Collection entries:

━━━

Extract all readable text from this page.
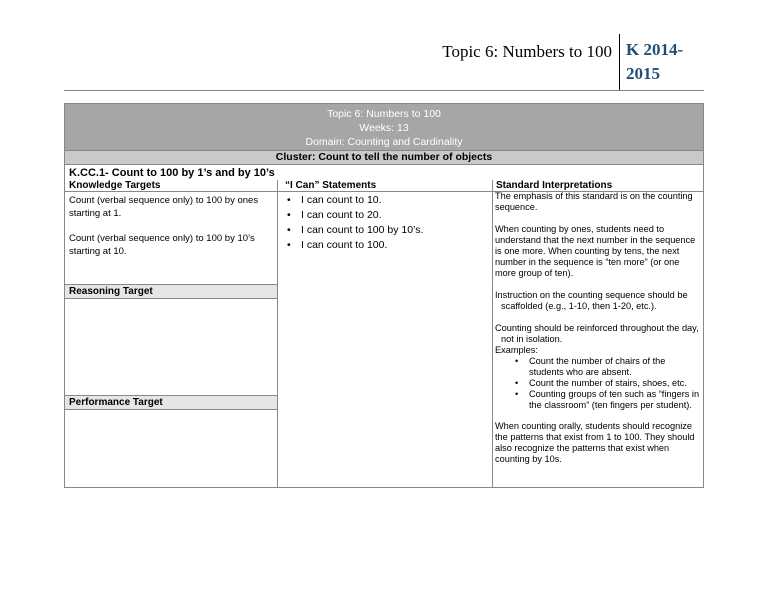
Topic 6: Numbers to 100 K 2014-
2015
Topic 6: Numbers to 100
Weeks: 13
Domain: Counting and Cardinality
Cluster: Count to tell the number of objects
K.CC.1- Count to 100 by 1’s and by 10’s
Knowledge Targets	“I Can” Statements	Standard Interpretations

Count (verbal sequence only) to 100 by ones starting at 1.

Count (verbal sequence only) to 100 by 10’s starting at 10.

Reasoning Target
Performance Target
• I can count to 10.
• I can count to 20.
• I can count to 100 by 10’s.
• I can count to 100.

The emphasis of this standard is on the counting sequence.

When counting by ones, students need to understand that the next number in the sequence is one more. When counting by tens, the next number in the sequence is “ten more” (or one more group of ten).

Instruction on the counting sequence should be scaffolded (e.g., 1-10, then 1-20, etc.).

Counting should be reinforced throughout the day, not in isolation.

Examples:

• Count the number of chairs of the students who are absent.
• Count the number of stairs, shoes, etc.
• Counting groups of ten such as “fingers in the classroom” (ten fingers per student).

When counting orally, students should recognize the patterns that exist from 1 to 100. They should also recognize the patterns that exist when counting by 10s.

━━━

§ Exercise details
Return the records exactly. Don't carry the pictures over.

§ Full output
Extract all readable text from this page.
Topic 6: Numbers to 100 K 2014-
2015
Topic 6: Numbers to 100
Weeks: 13
Domain: Counting and Cardinality
Cluster: Count to tell the number of objects
K.CC.1- Count to 100 by 1’s and by 10’s
Knowledge Targets	“I Can” Statements	Standard Interpretations

Count (verbal sequence only) to 100 by ones starting at 1.

Count (verbal sequence only) to 100 by 10’s starting at 10.

Reasoning Target
Performance Target
• I can count to 10.
• I can count to 20.
• I can count to 100 by 10’s.
• I can count to 100.

The emphasis of this standard is on the counting sequence.

When counting by ones, students need to understand that the next number in the sequence is one more. When counting by tens, the next number in the sequence is “ten more” (or one more group of ten).

Instruction on the counting sequence should be scaffolded (e.g., 1-10, then 1-20, etc.).

Counting should be reinforced throughout the day, not in isolation.

Examples:

• Count the number of chairs of the students who are absent.
• Count the number of stairs, shoes, etc.
• Counting groups of ten such as “fingers in the classroom” (ten fingers per student).

When counting orally, students should recognize the patterns that exist from 1 to 100. They should also recognize the patterns that exist when counting by 10s.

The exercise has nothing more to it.